▶ _Problem_
Skip the pictures. Copy all the rest of the records down exactly.

Stored items from a collection:
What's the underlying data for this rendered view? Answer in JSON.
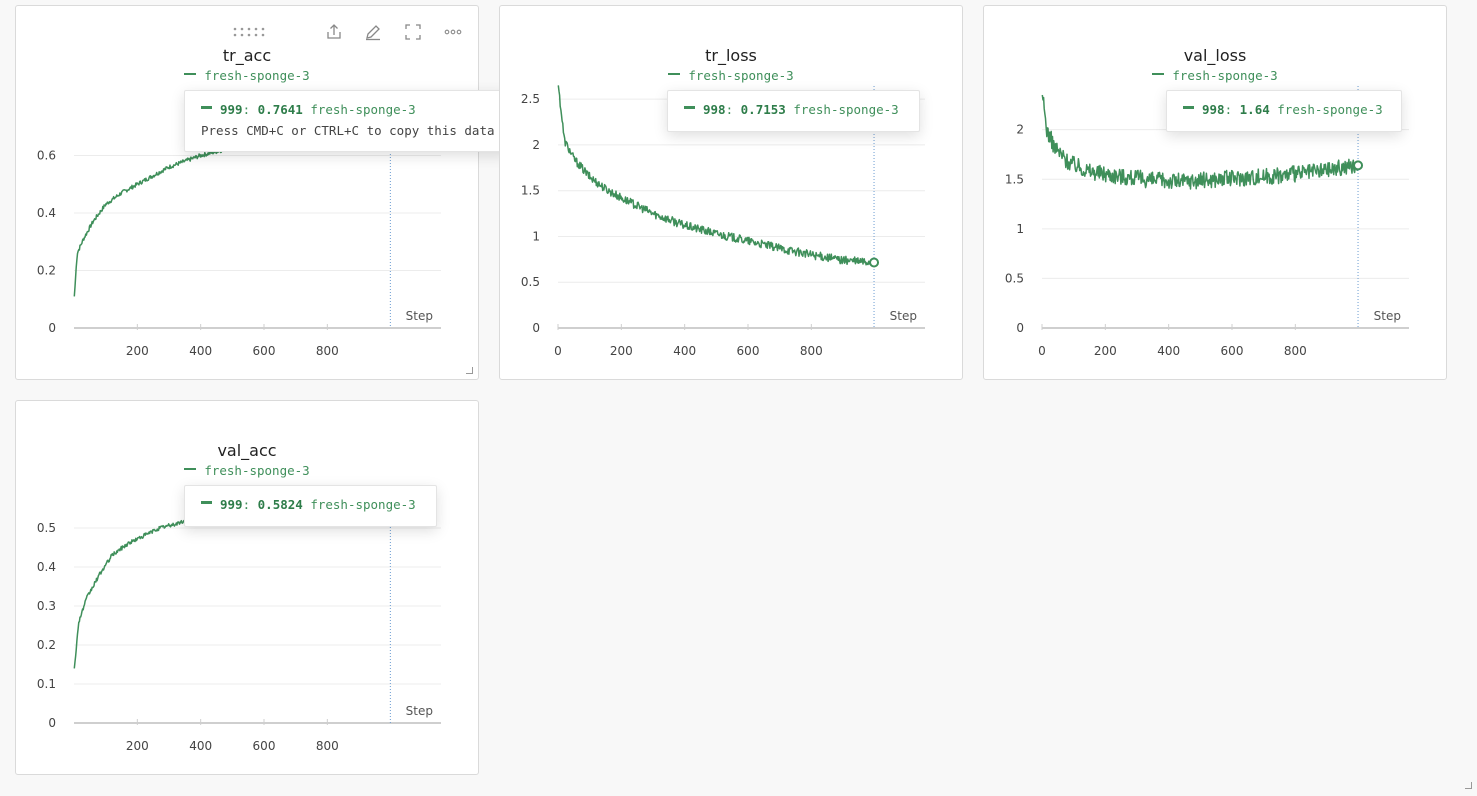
{
  "colors": {
    "series": "#3f8f5a",
    "grid": "#ececec",
    "axis": "#cfcfcf"
  },
  "toolbar": {
    "drag_icon": "drag-handle-icon",
    "share_icon": "share-icon",
    "edit_icon": "pencil-icon",
    "fullscreen_icon": "fullscreen-icon",
    "more_icon": "more-icon"
  },
  "panels": [
    {
      "title": "tr_acc",
      "legend": "fresh-sponge-3",
      "tooltip": {
        "step": "999",
        "sep": ": ",
        "value": "0.7641",
        "run": "fresh-sponge-3",
        "hint": "Press CMD+C or CTRL+C to copy this data"
      },
      "step_label": "Step"
    },
    {
      "title": "tr_loss",
      "legend": "fresh-sponge-3",
      "tooltip": {
        "step": "998",
        "sep": ": ",
        "value": "0.7153",
        "run": "fresh-sponge-3"
      },
      "step_label": "Step"
    },
    {
      "title": "val_loss",
      "legend": "fresh-sponge-3",
      "tooltip": {
        "step": "998",
        "sep": ": ",
        "value": "1.64",
        "run": "fresh-sponge-3"
      },
      "step_label": "Step"
    },
    {
      "title": "val_acc",
      "legend": "fresh-sponge-3",
      "tooltip": {
        "step": "999",
        "sep": ": ",
        "value": "0.5824",
        "run": "fresh-sponge-3"
      },
      "step_label": "Step"
    }
  ],
  "chart_data": [
    {
      "type": "line",
      "title": "tr_acc",
      "xlabel": "Step",
      "ylabel": "",
      "xlim": [
        0,
        1000
      ],
      "ylim": [
        0,
        0.8
      ],
      "grid": true,
      "x_ticks": [
        200,
        400,
        600,
        800
      ],
      "y_ticks": [
        "0",
        "0.2",
        "0.4",
        "0.6"
      ],
      "y_tick_values": [
        0,
        0.2,
        0.4,
        0.6
      ],
      "series": [
        {
          "name": "fresh-sponge-3",
          "x": [
            1,
            10,
            30,
            60,
            100,
            150,
            200,
            250,
            300,
            350,
            400,
            999
          ],
          "y": [
            0.11,
            0.26,
            0.31,
            0.37,
            0.43,
            0.47,
            0.5,
            0.53,
            0.56,
            0.58,
            0.6,
            0.7641
          ]
        }
      ]
    },
    {
      "type": "line",
      "title": "tr_loss",
      "xlabel": "Step",
      "ylabel": "",
      "xlim": [
        0,
        1000
      ],
      "ylim": [
        0,
        2.6
      ],
      "grid": true,
      "x_ticks": [
        0,
        200,
        400,
        600,
        800
      ],
      "y_ticks": [
        "0",
        "0.5",
        "1",
        "1.5",
        "2",
        "2.5"
      ],
      "y_tick_values": [
        0,
        0.5,
        1,
        1.5,
        2,
        2.5
      ],
      "series": [
        {
          "name": "fresh-sponge-3",
          "x": [
            1,
            20,
            50,
            100,
            150,
            200,
            300,
            400,
            500,
            600,
            700,
            800,
            900,
            998
          ],
          "y": [
            2.65,
            2.05,
            1.85,
            1.65,
            1.52,
            1.42,
            1.25,
            1.12,
            1.03,
            0.95,
            0.87,
            0.8,
            0.74,
            0.7153
          ]
        }
      ]
    },
    {
      "type": "line",
      "title": "val_loss",
      "xlabel": "Step",
      "ylabel": "",
      "xlim": [
        0,
        1000
      ],
      "ylim": [
        0,
        2.4
      ],
      "grid": true,
      "x_ticks": [
        0,
        200,
        400,
        600,
        800
      ],
      "y_ticks": [
        "0",
        "0.5",
        "1",
        "1.5",
        "2"
      ],
      "y_tick_values": [
        0,
        0.5,
        1,
        1.5,
        2
      ],
      "series": [
        {
          "name": "fresh-sponge-3",
          "x": [
            1,
            15,
            40,
            80,
            150,
            250,
            350,
            450,
            550,
            650,
            750,
            850,
            950,
            998
          ],
          "y": [
            2.35,
            2.0,
            1.82,
            1.68,
            1.58,
            1.53,
            1.49,
            1.48,
            1.5,
            1.52,
            1.54,
            1.57,
            1.62,
            1.64
          ]
        }
      ]
    },
    {
      "type": "line",
      "title": "val_acc",
      "xlabel": "Step",
      "ylabel": "",
      "xlim": [
        0,
        1000
      ],
      "ylim": [
        0,
        0.6
      ],
      "grid": true,
      "x_ticks": [
        200,
        400,
        600,
        800
      ],
      "y_ticks": [
        "0",
        "0.1",
        "0.2",
        "0.3",
        "0.4",
        "0.5"
      ],
      "y_tick_values": [
        0,
        0.1,
        0.2,
        0.3,
        0.4,
        0.5
      ],
      "series": [
        {
          "name": "fresh-sponge-3",
          "x": [
            1,
            15,
            40,
            80,
            120,
            170,
            220,
            270,
            320,
            400,
            999
          ],
          "y": [
            0.14,
            0.26,
            0.32,
            0.38,
            0.43,
            0.46,
            0.48,
            0.5,
            0.51,
            0.53,
            0.5824
          ]
        }
      ]
    }
  ]
}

▶ _Final answer_
What's the underlying data for this rendered view? Answer in JSON.
{
  "colors": {
    "series": "#3f8f5a",
    "grid": "#ececec",
    "axis": "#cfcfcf"
  },
  "toolbar": {
    "drag_icon": "drag-handle-icon",
    "share_icon": "share-icon",
    "edit_icon": "pencil-icon",
    "fullscreen_icon": "fullscreen-icon",
    "more_icon": "more-icon"
  },
  "panels": [
    {
      "title": "tr_acc",
      "legend": "fresh-sponge-3",
      "tooltip": {
        "step": "999",
        "sep": ": ",
        "value": "0.7641",
        "run": "fresh-sponge-3",
        "hint": "Press CMD+C or CTRL+C to copy this data"
      },
      "step_label": "Step"
    },
    {
      "title": "tr_loss",
      "legend": "fresh-sponge-3",
      "tooltip": {
        "step": "998",
        "sep": ": ",
        "value": "0.7153",
        "run": "fresh-sponge-3"
      },
      "step_label": "Step"
    },
    {
      "title": "val_loss",
      "legend": "fresh-sponge-3",
      "tooltip": {
        "step": "998",
        "sep": ": ",
        "value": "1.64",
        "run": "fresh-sponge-3"
      },
      "step_label": "Step"
    },
    {
      "title": "val_acc",
      "legend": "fresh-sponge-3",
      "tooltip": {
        "step": "999",
        "sep": ": ",
        "value": "0.5824",
        "run": "fresh-sponge-3"
      },
      "step_label": "Step"
    }
  ],
  "chart_data": [
    {
      "type": "line",
      "title": "tr_acc",
      "xlabel": "Step",
      "ylabel": "",
      "xlim": [
        0,
        1000
      ],
      "ylim": [
        0,
        0.8
      ],
      "grid": true,
      "x_ticks": [
        200,
        400,
        600,
        800
      ],
      "y_ticks": [
        "0",
        "0.2",
        "0.4",
        "0.6"
      ],
      "y_tick_values": [
        0,
        0.2,
        0.4,
        0.6
      ],
      "series": [
        {
          "name": "fresh-sponge-3",
          "x": [
            1,
            10,
            30,
            60,
            100,
            150,
            200,
            250,
            300,
            350,
            400,
            999
          ],
          "y": [
            0.11,
            0.26,
            0.31,
            0.37,
            0.43,
            0.47,
            0.5,
            0.53,
            0.56,
            0.58,
            0.6,
            0.7641
          ]
        }
      ]
    },
    {
      "type": "line",
      "title": "tr_loss",
      "xlabel": "Step",
      "ylabel": "",
      "xlim": [
        0,
        1000
      ],
      "ylim": [
        0,
        2.6
      ],
      "grid": true,
      "x_ticks": [
        0,
        200,
        400,
        600,
        800
      ],
      "y_ticks": [
        "0",
        "0.5",
        "1",
        "1.5",
        "2",
        "2.5"
      ],
      "y_tick_values": [
        0,
        0.5,
        1,
        1.5,
        2,
        2.5
      ],
      "series": [
        {
          "name": "fresh-sponge-3",
          "x": [
            1,
            20,
            50,
            100,
            150,
            200,
            300,
            400,
            500,
            600,
            700,
            800,
            900,
            998
          ],
          "y": [
            2.65,
            2.05,
            1.85,
            1.65,
            1.52,
            1.42,
            1.25,
            1.12,
            1.03,
            0.95,
            0.87,
            0.8,
            0.74,
            0.7153
          ]
        }
      ]
    },
    {
      "type": "line",
      "title": "val_loss",
      "xlabel": "Step",
      "ylabel": "",
      "xlim": [
        0,
        1000
      ],
      "ylim": [
        0,
        2.4
      ],
      "grid": true,
      "x_ticks": [
        0,
        200,
        400,
        600,
        800
      ],
      "y_ticks": [
        "0",
        "0.5",
        "1",
        "1.5",
        "2"
      ],
      "y_tick_values": [
        0,
        0.5,
        1,
        1.5,
        2
      ],
      "series": [
        {
          "name": "fresh-sponge-3",
          "x": [
            1,
            15,
            40,
            80,
            150,
            250,
            350,
            450,
            550,
            650,
            750,
            850,
            950,
            998
          ],
          "y": [
            2.35,
            2.0,
            1.82,
            1.68,
            1.58,
            1.53,
            1.49,
            1.48,
            1.5,
            1.52,
            1.54,
            1.57,
            1.62,
            1.64
          ]
        }
      ]
    },
    {
      "type": "line",
      "title": "val_acc",
      "xlabel": "Step",
      "ylabel": "",
      "xlim": [
        0,
        1000
      ],
      "ylim": [
        0,
        0.6
      ],
      "grid": true,
      "x_ticks": [
        200,
        400,
        600,
        800
      ],
      "y_ticks": [
        "0",
        "0.1",
        "0.2",
        "0.3",
        "0.4",
        "0.5"
      ],
      "y_tick_values": [
        0,
        0.1,
        0.2,
        0.3,
        0.4,
        0.5
      ],
      "series": [
        {
          "name": "fresh-sponge-3",
          "x": [
            1,
            15,
            40,
            80,
            120,
            170,
            220,
            270,
            320,
            400,
            999
          ],
          "y": [
            0.14,
            0.26,
            0.32,
            0.38,
            0.43,
            0.46,
            0.48,
            0.5,
            0.51,
            0.53,
            0.5824
          ]
        }
      ]
    }
  ]
}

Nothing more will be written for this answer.